▶

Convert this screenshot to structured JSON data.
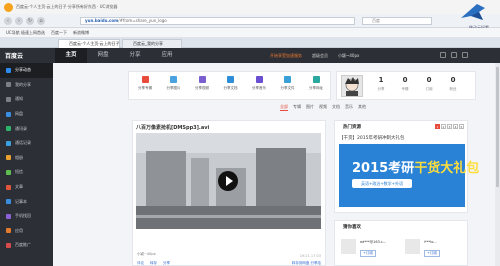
{
  "browser": {
    "title": "百度云·个人主页·云上的日子·分享所有好东西 · UC浏览器",
    "url_host": "yun.baidu.com",
    "url_path": "/#from=share_yun_logo",
    "search_placeholder": "百度",
    "widget_caption": "移动云好看",
    "favorites": [
      "UC导航 极速上网首选",
      "百度一下",
      "新浪微博"
    ],
    "tabs": [
      "百度云·个人主页·云上的日子",
      "百度云_我的分享"
    ]
  },
  "header": {
    "logo": "百度云",
    "nav": [
      "主页",
      "网盘",
      "分享",
      "应用"
    ],
    "promo": "开始享受加速服务",
    "promo_link": "超级会员",
    "user": "小颖~40px"
  },
  "sidebar": {
    "items": [
      {
        "label": "分享动态",
        "color": "#2d8cf0"
      },
      {
        "label": "我的分享",
        "color": "#7a7f88"
      },
      {
        "label": "通知",
        "color": "#7a7f88"
      },
      {
        "label": "网盘",
        "color": "#3b8de0"
      },
      {
        "label": "通讯录",
        "color": "#2db36b"
      },
      {
        "label": "通话记录",
        "color": "#3aa1e0"
      },
      {
        "label": "相册",
        "color": "#e8a02f"
      },
      {
        "label": "短信",
        "color": "#5dbe4f"
      },
      {
        "label": "文章",
        "color": "#e0563b"
      },
      {
        "label": "记事本",
        "color": "#3b8de0"
      },
      {
        "label": "手机找回",
        "color": "#8b62d6"
      },
      {
        "label": "应用",
        "color": "#e37b2f"
      },
      {
        "label": "百度推广",
        "color": "#d64b4b"
      }
    ]
  },
  "tools": [
    {
      "label": "分享专辑",
      "color": "#e84b3c"
    },
    {
      "label": "分享图片",
      "color": "#4aa3e0"
    },
    {
      "label": "分享视频",
      "color": "#7b5fd0"
    },
    {
      "label": "分享文档",
      "color": "#2e8fd8"
    },
    {
      "label": "分享音乐",
      "color": "#6a4fd2"
    },
    {
      "label": "分享文件",
      "color": "#3aa0d8"
    },
    {
      "label": "分享网址",
      "color": "#2aa8a0"
    }
  ],
  "profile": {
    "stats": [
      {
        "n": "1",
        "l": "分享"
      },
      {
        "n": "0",
        "l": "专辑"
      },
      {
        "n": "0",
        "l": "订阅"
      },
      {
        "n": "0",
        "l": "粉丝"
      }
    ]
  },
  "filter_tabs": [
    "全部",
    "专辑",
    "图片",
    "视频",
    "文档",
    "音乐",
    "其他"
  ],
  "post": {
    "title": "八百万像素抢机[DMSpp3].avi",
    "user": "小颖~40px",
    "time": "19:21 17:03",
    "actions": [
      "评论",
      "转存",
      "分享"
    ],
    "actions_right": "转存到网盘 分享给"
  },
  "hot": {
    "title": "热门资源",
    "pages": [
      "1",
      "2",
      "3",
      "4",
      "5"
    ],
    "headline": "【干货】2015年考研冲刺大礼包",
    "banner_main": "2015考研",
    "banner_hl": "干货大礼包",
    "banner_sub": "英语+政治+数学+外语"
  },
  "recommend": {
    "title": "猜你喜欢",
    "items": [
      {
        "name": "ed***@163.c...",
        "btn": "+订阅"
      },
      {
        "name": "i***lo...",
        "btn": "+订阅"
      }
    ]
  }
}
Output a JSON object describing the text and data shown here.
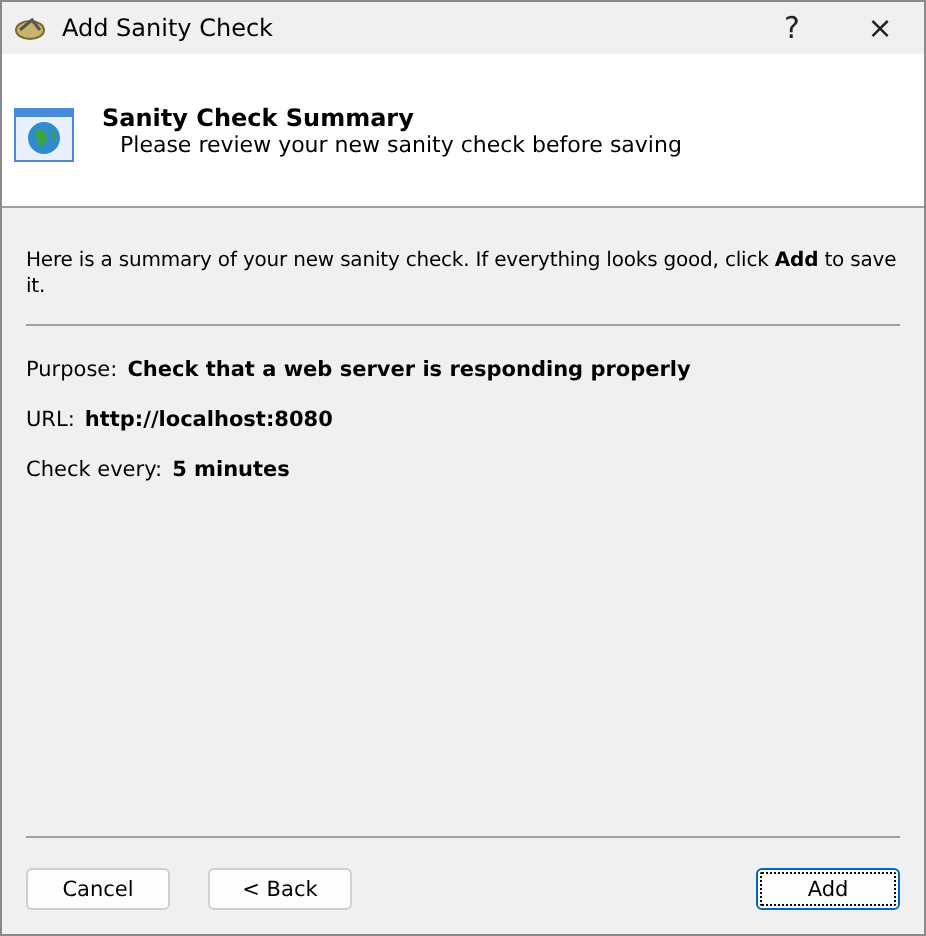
{
  "window": {
    "title": "Add Sanity Check",
    "help": "?",
    "close": "×"
  },
  "header": {
    "title": "Sanity Check Summary",
    "subtitle": "Please review your new sanity check before saving"
  },
  "intro": "Here is a summary of your new sanity check. If everything looks good, click **Add** to save it.",
  "fields": [
    {
      "label": "Purpose:",
      "value": "Check that a web server is responding properly"
    },
    {
      "label": "URL:",
      "value": "http://localhost:8080"
    },
    {
      "label": "Check every:",
      "value": "5 minutes"
    }
  ],
  "left_buttons": [
    {
      "label": "Cancel",
      "focused": false
    },
    {
      "label": "< Back",
      "focused": false
    }
  ],
  "right_buttons": [
    {
      "label": "Add",
      "focused": true
    }
  ]
}
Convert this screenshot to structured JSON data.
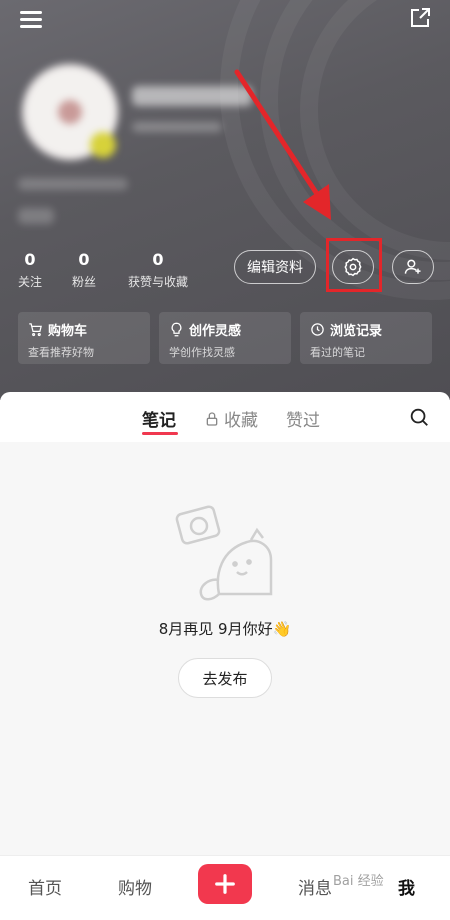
{
  "stats": [
    {
      "value": "0",
      "label": "关注"
    },
    {
      "value": "0",
      "label": "粉丝"
    },
    {
      "value": "0",
      "label": "获赞与收藏"
    }
  ],
  "actions": {
    "edit_profile": "编辑资料"
  },
  "cards": [
    {
      "title": "购物车",
      "subtitle": "查看推荐好物",
      "icon": "cart-icon"
    },
    {
      "title": "创作灵感",
      "subtitle": "学创作找灵感",
      "icon": "bulb-icon"
    },
    {
      "title": "浏览记录",
      "subtitle": "看过的笔记",
      "icon": "clock-icon"
    }
  ],
  "tabs": [
    {
      "label": "笔记",
      "active": true
    },
    {
      "label": "收藏",
      "icon": "lock-icon"
    },
    {
      "label": "赞过"
    }
  ],
  "empty_state": {
    "message": "8月再见 9月你好👋",
    "publish_button": "去发布"
  },
  "bottom_nav": [
    {
      "label": "首页"
    },
    {
      "label": "购物"
    },
    {
      "label": "消息"
    },
    {
      "label": "我",
      "active": true
    }
  ],
  "watermark": "Bai 经验",
  "colors": {
    "accent": "#f2384e",
    "highlight": "#e3262a",
    "header_bg": "#5b5a5f"
  }
}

◀

Look through the lines above and collect those with the word "icon".

      "icon": "cart-icon"
      "icon": "bulb-icon"
      "icon": "clock-icon"
      "icon": "lock-icon"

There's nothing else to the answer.